Dataset records:
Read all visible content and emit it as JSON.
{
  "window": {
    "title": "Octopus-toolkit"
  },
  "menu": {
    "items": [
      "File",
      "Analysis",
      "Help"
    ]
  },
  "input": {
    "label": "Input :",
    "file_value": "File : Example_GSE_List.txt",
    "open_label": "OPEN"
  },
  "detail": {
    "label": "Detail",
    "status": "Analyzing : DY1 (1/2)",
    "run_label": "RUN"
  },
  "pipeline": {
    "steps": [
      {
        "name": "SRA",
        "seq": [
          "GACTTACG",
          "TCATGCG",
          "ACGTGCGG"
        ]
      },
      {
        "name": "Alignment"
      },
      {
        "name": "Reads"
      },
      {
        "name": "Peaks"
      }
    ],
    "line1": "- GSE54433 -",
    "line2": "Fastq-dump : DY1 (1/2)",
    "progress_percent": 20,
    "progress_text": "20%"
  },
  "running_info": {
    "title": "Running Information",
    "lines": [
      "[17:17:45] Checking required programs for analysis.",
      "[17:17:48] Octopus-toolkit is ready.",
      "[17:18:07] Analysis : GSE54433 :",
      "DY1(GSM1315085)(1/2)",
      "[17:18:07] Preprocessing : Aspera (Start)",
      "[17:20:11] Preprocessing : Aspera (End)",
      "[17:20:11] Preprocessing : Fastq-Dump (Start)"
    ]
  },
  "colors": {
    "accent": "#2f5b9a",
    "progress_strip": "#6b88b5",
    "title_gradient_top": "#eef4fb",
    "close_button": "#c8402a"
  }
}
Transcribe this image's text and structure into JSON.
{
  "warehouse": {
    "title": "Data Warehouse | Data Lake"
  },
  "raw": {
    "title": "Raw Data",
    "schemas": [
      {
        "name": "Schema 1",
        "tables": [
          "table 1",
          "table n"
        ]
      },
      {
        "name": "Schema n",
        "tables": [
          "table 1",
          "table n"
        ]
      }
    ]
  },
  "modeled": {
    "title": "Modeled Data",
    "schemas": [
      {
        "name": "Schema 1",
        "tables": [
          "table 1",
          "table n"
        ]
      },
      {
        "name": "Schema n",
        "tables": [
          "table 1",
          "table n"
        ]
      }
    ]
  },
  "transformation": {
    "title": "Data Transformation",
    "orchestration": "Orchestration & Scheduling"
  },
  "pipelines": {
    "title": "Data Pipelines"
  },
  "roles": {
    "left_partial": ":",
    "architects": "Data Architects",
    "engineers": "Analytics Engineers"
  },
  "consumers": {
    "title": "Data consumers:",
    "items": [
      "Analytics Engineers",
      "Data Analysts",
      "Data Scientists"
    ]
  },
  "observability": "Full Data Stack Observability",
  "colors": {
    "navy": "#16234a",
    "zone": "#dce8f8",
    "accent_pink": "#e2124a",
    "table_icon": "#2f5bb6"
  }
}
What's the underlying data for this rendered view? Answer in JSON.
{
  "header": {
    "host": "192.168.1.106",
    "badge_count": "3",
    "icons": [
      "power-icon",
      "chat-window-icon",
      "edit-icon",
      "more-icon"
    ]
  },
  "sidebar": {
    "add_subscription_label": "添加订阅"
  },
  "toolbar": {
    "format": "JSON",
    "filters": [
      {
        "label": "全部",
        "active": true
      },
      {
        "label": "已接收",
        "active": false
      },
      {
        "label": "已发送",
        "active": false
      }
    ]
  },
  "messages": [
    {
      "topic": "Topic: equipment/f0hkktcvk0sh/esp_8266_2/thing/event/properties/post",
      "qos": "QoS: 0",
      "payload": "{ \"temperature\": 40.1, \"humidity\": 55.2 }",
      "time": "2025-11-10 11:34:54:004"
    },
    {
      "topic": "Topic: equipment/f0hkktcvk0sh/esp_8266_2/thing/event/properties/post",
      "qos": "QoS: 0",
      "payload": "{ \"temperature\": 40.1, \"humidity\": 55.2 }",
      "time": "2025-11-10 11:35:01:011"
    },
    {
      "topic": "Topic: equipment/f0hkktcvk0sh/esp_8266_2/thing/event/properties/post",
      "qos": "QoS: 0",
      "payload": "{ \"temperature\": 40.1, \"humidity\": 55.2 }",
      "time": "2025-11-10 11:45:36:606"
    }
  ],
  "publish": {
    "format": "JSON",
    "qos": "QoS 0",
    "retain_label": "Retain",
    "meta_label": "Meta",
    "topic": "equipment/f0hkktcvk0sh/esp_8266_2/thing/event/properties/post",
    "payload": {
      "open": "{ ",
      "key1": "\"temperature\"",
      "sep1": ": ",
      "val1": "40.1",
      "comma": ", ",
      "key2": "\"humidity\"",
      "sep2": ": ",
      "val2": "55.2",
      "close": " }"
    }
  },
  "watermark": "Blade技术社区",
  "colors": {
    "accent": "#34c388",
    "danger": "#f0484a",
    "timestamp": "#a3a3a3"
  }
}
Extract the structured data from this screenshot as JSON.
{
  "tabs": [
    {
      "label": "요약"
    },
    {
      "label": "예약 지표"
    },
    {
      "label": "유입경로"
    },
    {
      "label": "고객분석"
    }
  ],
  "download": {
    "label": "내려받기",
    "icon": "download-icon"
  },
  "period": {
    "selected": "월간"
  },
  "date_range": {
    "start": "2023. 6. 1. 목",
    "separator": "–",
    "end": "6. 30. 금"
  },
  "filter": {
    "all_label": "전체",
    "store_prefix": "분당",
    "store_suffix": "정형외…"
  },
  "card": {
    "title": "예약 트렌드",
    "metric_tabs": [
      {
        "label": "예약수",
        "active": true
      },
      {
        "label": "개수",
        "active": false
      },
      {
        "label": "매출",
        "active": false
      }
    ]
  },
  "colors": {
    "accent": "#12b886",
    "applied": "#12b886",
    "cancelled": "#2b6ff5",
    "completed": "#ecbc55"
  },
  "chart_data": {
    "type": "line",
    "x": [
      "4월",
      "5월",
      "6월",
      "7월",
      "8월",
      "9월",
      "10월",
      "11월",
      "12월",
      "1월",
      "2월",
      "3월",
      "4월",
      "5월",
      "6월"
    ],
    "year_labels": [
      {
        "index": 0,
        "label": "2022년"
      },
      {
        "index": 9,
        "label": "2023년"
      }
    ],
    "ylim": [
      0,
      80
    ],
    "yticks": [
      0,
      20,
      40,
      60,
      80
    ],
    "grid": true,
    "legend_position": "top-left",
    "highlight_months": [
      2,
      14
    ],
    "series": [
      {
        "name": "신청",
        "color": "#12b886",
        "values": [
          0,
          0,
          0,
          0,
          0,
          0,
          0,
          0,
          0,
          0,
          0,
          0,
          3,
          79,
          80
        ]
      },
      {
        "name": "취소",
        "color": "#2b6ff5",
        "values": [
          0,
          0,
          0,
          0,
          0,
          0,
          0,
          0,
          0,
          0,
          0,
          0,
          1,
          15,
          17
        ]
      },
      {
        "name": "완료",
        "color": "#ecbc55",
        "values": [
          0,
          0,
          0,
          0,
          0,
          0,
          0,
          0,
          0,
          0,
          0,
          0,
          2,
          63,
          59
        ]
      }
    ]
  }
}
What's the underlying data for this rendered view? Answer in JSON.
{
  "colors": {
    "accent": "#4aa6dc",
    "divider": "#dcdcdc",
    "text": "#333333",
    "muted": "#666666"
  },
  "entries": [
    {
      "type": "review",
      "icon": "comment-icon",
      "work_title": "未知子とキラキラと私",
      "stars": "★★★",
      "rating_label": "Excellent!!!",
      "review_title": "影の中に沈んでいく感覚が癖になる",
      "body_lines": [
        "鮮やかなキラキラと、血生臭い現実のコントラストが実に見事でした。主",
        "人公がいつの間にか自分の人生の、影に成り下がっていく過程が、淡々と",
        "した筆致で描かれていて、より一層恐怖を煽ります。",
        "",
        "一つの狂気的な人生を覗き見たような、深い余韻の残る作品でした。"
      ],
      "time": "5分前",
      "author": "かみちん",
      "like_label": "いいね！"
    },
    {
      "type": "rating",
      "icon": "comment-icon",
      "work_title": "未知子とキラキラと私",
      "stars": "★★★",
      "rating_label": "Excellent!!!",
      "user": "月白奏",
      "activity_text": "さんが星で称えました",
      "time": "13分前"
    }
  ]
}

- [Goal] Lines holding the word "Engineers" should be counted across the entries; state only how many there are.

- [Answer to this task] 2